Information supplied ::
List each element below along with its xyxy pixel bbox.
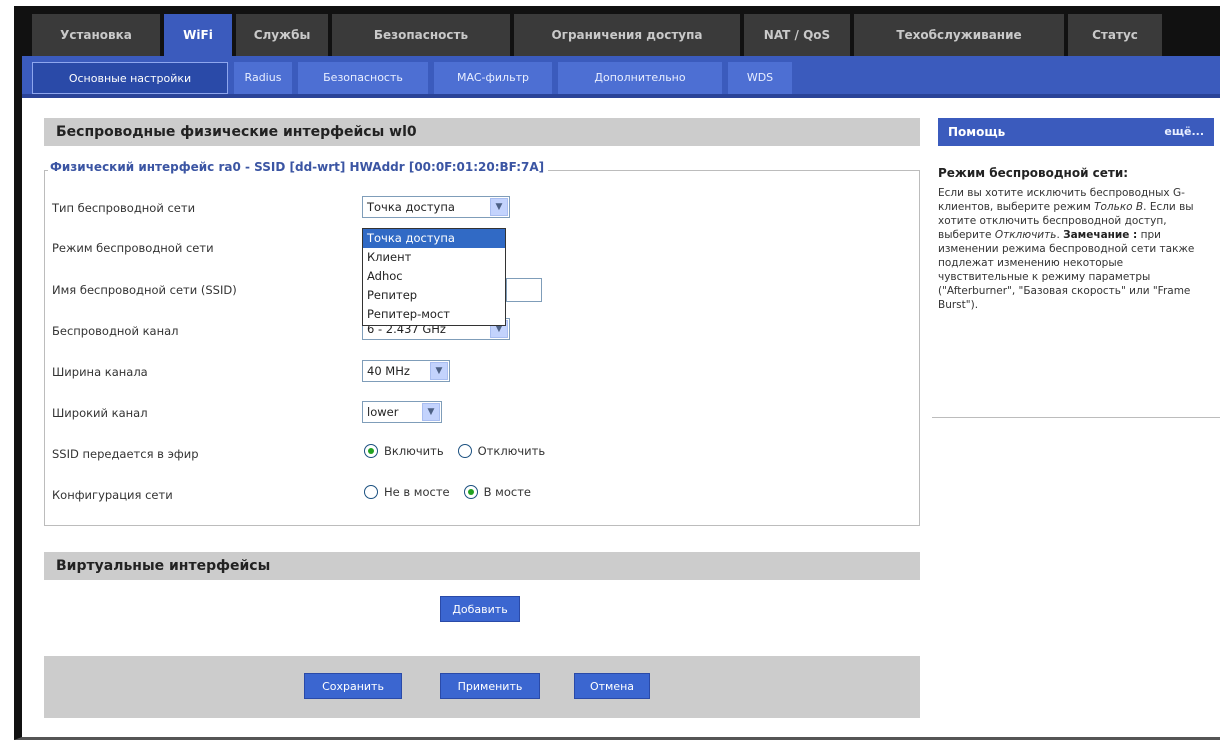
tab-wifi[interactable]: WiFi (164, 14, 232, 56)
broadcast-enable-radio[interactable] (364, 444, 378, 458)
dropdown-option-adhoc[interactable]: Adhoc (363, 267, 505, 286)
tab-access-restrictions[interactable]: Ограничения доступа (514, 14, 740, 56)
help-note-label: Замечание : (1063, 229, 1138, 241)
ssid-broadcast-radio-group: Включить Отключить (364, 444, 553, 458)
tab-status[interactable]: Статус (1068, 14, 1162, 56)
wireless-type-label: Тип беспроводной сети (52, 201, 196, 215)
tab-setup[interactable]: Установка (32, 14, 160, 56)
tab-administration[interactable]: Техобслуживание (854, 14, 1064, 56)
help-text-emphasis: Только B (1094, 201, 1144, 213)
top-tab-bar: Установка WiFi Службы Безопасность Огран… (22, 6, 1220, 56)
broadcast-disable-option[interactable]: Отключить (457, 444, 546, 458)
apply-button[interactable]: Применить (440, 673, 540, 699)
section-title-virtual: Виртуальные интерфейсы (44, 552, 920, 580)
channel-width-select[interactable]: 40 MHz ▼ (362, 360, 450, 382)
help-note-text: при изменении режима беспроводной сети т… (938, 229, 1195, 311)
wide-channel-value: lower (367, 405, 399, 419)
help-text-part: . (1056, 229, 1060, 241)
subtab-advanced[interactable]: Дополнительно (558, 62, 722, 94)
help-panel: Режим беспроводной сети: Если вы хотите … (932, 156, 1220, 418)
help-more-link[interactable]: ещё... (1164, 118, 1204, 146)
channel-width-value: 40 MHz (367, 364, 410, 378)
ssid-label: Имя беспроводной сети (SSID) (52, 283, 237, 297)
cancel-button[interactable]: Отмена (574, 673, 650, 699)
subtab-wireless-security[interactable]: Безопасность (298, 62, 428, 94)
wireless-type-value: Точка доступа (367, 200, 455, 214)
sub-tab-bar: Основные настройки Radius Безопасность M… (22, 56, 1220, 98)
chevron-down-icon: ▼ (430, 362, 448, 380)
interface-legend: Физический интерфейс ra0 - SSID [dd-wrt]… (48, 160, 549, 174)
tab-nat-qos[interactable]: NAT / QoS (744, 14, 850, 56)
broadcast-enable-label: Включить (384, 444, 444, 458)
help-text-emphasis: Отключить (994, 229, 1057, 241)
unbridged-label: Не в мосте (384, 485, 450, 499)
wide-channel-label: Широкий канал (52, 406, 148, 420)
chevron-down-icon: ▼ (422, 403, 440, 421)
broadcast-disable-label: Отключить (477, 444, 546, 458)
subtab-basic-settings[interactable]: Основные настройки (32, 62, 228, 94)
ssid-input[interactable] (506, 278, 542, 302)
network-config-radio-group: Не в мосте В мосте (364, 485, 539, 499)
bridged-radio[interactable] (463, 485, 478, 499)
section-title-physical: Беспроводные физические интерфейсы wl0 (44, 118, 920, 146)
channel-label: Беспроводной канал (52, 324, 179, 338)
tab-security[interactable]: Безопасность (332, 14, 510, 56)
broadcast-disable-radio[interactable] (457, 444, 472, 458)
physical-interface-fieldset (44, 170, 920, 526)
help-title: Помощь (948, 125, 1006, 139)
dropdown-option-repeater[interactable]: Репитер (363, 286, 505, 305)
chevron-down-icon: ▼ (490, 198, 508, 216)
bridged-label: В мосте (483, 485, 531, 499)
wireless-mode-label: Режим беспроводной сети (52, 241, 214, 255)
wireless-type-dropdown: Точка доступа Клиент Adhoc Репитер Репит… (362, 228, 506, 326)
router-admin-window: Установка WiFi Службы Безопасность Огран… (14, 6, 1220, 740)
broadcast-enable-option[interactable]: Включить (364, 444, 444, 458)
subtab-radius[interactable]: Radius (234, 62, 292, 94)
subtab-wds[interactable]: WDS (728, 62, 792, 94)
save-button[interactable]: Сохранить (304, 673, 402, 699)
subtab-mac-filter[interactable]: MAC-фильтр (434, 62, 552, 94)
help-topic-title: Режим беспроводной сети: (938, 166, 1129, 180)
network-config-label: Конфигурация сети (52, 488, 173, 502)
tab-services[interactable]: Службы (236, 14, 328, 56)
channel-width-label: Ширина канала (52, 365, 148, 379)
dropdown-option-repeater-bridge[interactable]: Репитер-мост (363, 305, 505, 324)
dropdown-option-client[interactable]: Клиент (363, 248, 505, 267)
unbridged-radio[interactable] (364, 485, 378, 499)
help-text: Если вы хотите исключить беспроводных G-… (938, 186, 1216, 312)
unbridged-option[interactable]: Не в мосте (364, 485, 450, 499)
ssid-broadcast-label: SSID передается в эфир (52, 447, 199, 461)
wide-channel-select[interactable]: lower ▼ (362, 401, 442, 423)
help-header: Помощь ещё... (938, 118, 1214, 146)
bridged-option[interactable]: В мосте (463, 485, 531, 499)
add-interface-button[interactable]: Добавить (440, 596, 520, 622)
dropdown-option-access-point[interactable]: Точка доступа (363, 229, 505, 248)
wireless-type-select[interactable]: Точка доступа ▼ (362, 196, 510, 218)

What to produce ::
Lay out every line of the material above as a numbered list, skipping blank lines and leaving out the pictures.

Full answer ::
1. List each element below along with its xyxy pixel bbox.
2. tab-wifi[interactable]: WiFi (164, 14, 232, 56)
3. broadcast-enable-radio[interactable] (364, 444, 378, 458)
4. dropdown-option-adhoc[interactable]: Adhoc (363, 267, 505, 286)
5. tab-access-restrictions[interactable]: Ограничения доступа (514, 14, 740, 56)
6. help-note-label: Замечание : (1063, 229, 1138, 241)
7. ssid-broadcast-radio-group: Включить Отключить (364, 444, 553, 458)
8. tab-status[interactable]: Статус (1068, 14, 1162, 56)
9. wireless-type-label: Тип беспроводной сети (52, 201, 196, 215)
10. tab-setup[interactable]: Установка (32, 14, 160, 56)
11. tab-administration[interactable]: Техобслуживание (854, 14, 1064, 56)
12. help-text-emphasis: Только B (1094, 201, 1144, 213)
13. top-tab-bar: Установка WiFi Службы Безопасность Огран… (22, 6, 1220, 56)
14. broadcast-disable-option[interactable]: Отключить (457, 444, 546, 458)
15. apply-button[interactable]: Применить (440, 673, 540, 699)
16. section-title-virtual: Виртуальные интерфейсы (44, 552, 920, 580)
17. channel-width-select[interactable]: 40 MHz ▼ (362, 360, 450, 382)
18. help-note-text: при изменении режима беспроводной сети т… (938, 229, 1195, 311)
19. wide-channel-value: lower (367, 405, 399, 419)
20. help-text-part: . (1056, 229, 1060, 241)
21. subtab-advanced[interactable]: Дополнительно (558, 62, 722, 94)
22. help-panel: Режим беспроводной сети: Если вы хотите … (932, 156, 1220, 418)
23. help-more-link[interactable]: ещё... (1164, 118, 1204, 146)
24. channel-width-value: 40 MHz (367, 364, 410, 378)
25. ssid-label: Имя беспроводной сети (SSID) (52, 283, 237, 297)
26. cancel-button[interactable]: Отмена (574, 673, 650, 699)
27. subtab-wireless-security[interactable]: Безопасность (298, 62, 428, 94)
28. wireless-type-value: Точка доступа (367, 200, 455, 214)
29. sub-tab-bar: Основные настройки Radius Безопасность M… (22, 56, 1220, 98)
30. chevron-down-icon: ▼ (430, 362, 448, 380)
31. interface-legend: Физический интерфейс ra0 - SSID [dd-wrt]… (48, 160, 549, 174)
32. tab-nat-qos[interactable]: NAT / QoS (744, 14, 850, 56)
33. broadcast-enable-label: Включить (384, 444, 444, 458)
34. help-text-emphasis: Отключить (994, 229, 1057, 241)
35. unbridged-label: Не в мосте (384, 485, 450, 499)
36. wide-channel-label: Широкий канал (52, 406, 148, 420)
37. chevron-down-icon: ▼ (422, 403, 440, 421)
38. broadcast-disable-label: Отключить (477, 444, 546, 458)
39. subtab-basic-settings[interactable]: Основные настройки (32, 62, 228, 94)
40. ssid-input[interactable] (506, 278, 542, 302)
41. network-config-radio-group: Не в мосте В мосте (364, 485, 539, 499)
42. bridged-radio[interactable] (463, 485, 478, 499)
43. section-title-physical: Беспроводные физические интерфейсы wl0 (44, 118, 920, 146)
44. channel-label: Беспроводной канал (52, 324, 179, 338)
45. tab-security[interactable]: Безопасность (332, 14, 510, 56)
46. broadcast-disable-radio[interactable] (457, 444, 472, 458)
47. physical-interface-fieldset (44, 170, 920, 526)
48. help-title: Помощь (948, 125, 1006, 139)
49. dropdown-option-repeater[interactable]: Репитер (363, 286, 505, 305)
50. chevron-down-icon: ▼ (490, 198, 508, 216)
51. bridged-label: В мосте (483, 485, 531, 499)
52. wireless-mode-label: Режим беспроводной сети (52, 241, 214, 255)
53. wireless-type-dropdown: Точка доступа Клиент Adhoc Репитер Репит… (362, 228, 506, 326)
54. router-admin-window: Установка WiFi Службы Безопасность Огран… (14, 6, 1220, 740)
55. broadcast-enable-option[interactable]: Включить (364, 444, 444, 458)
56. subtab-radius[interactable]: Radius (234, 62, 292, 94)
57. subtab-wds[interactable]: WDS (728, 62, 792, 94)
58. save-button[interactable]: Сохранить (304, 673, 402, 699)
59. subtab-mac-filter[interactable]: MAC-фильтр (434, 62, 552, 94)
60. help-topic-title: Режим беспроводной сети: (938, 166, 1129, 180)
61. network-config-label: Конфигурация сети (52, 488, 173, 502)
62. tab-services[interactable]: Службы (236, 14, 328, 56)
63. channel-width-label: Ширина канала (52, 365, 148, 379)
64. dropdown-option-repeater-bridge[interactable]: Репитер-мост (363, 305, 505, 324)
65. dropdown-option-client[interactable]: Клиент (363, 248, 505, 267)
66. unbridged-radio[interactable] (364, 485, 378, 499)
67. help-text: Если вы хотите исключить беспроводных G-… (938, 186, 1216, 312)
68. unbridged-option[interactable]: Не в мосте (364, 485, 450, 499)
69. ssid-broadcast-label: SSID передается в эфир (52, 447, 199, 461)
70. wide-channel-select[interactable]: lower ▼ (362, 401, 442, 423)
71. help-header: Помощь ещё... (938, 118, 1214, 146)
72. bridged-option[interactable]: В мосте (463, 485, 531, 499)
73. add-interface-button[interactable]: Добавить (440, 596, 520, 622)
74. dropdown-option-access-point[interactable]: Точка доступа (363, 229, 505, 248)
75. wireless-type-select[interactable]: Точка доступа ▼ (362, 196, 510, 218)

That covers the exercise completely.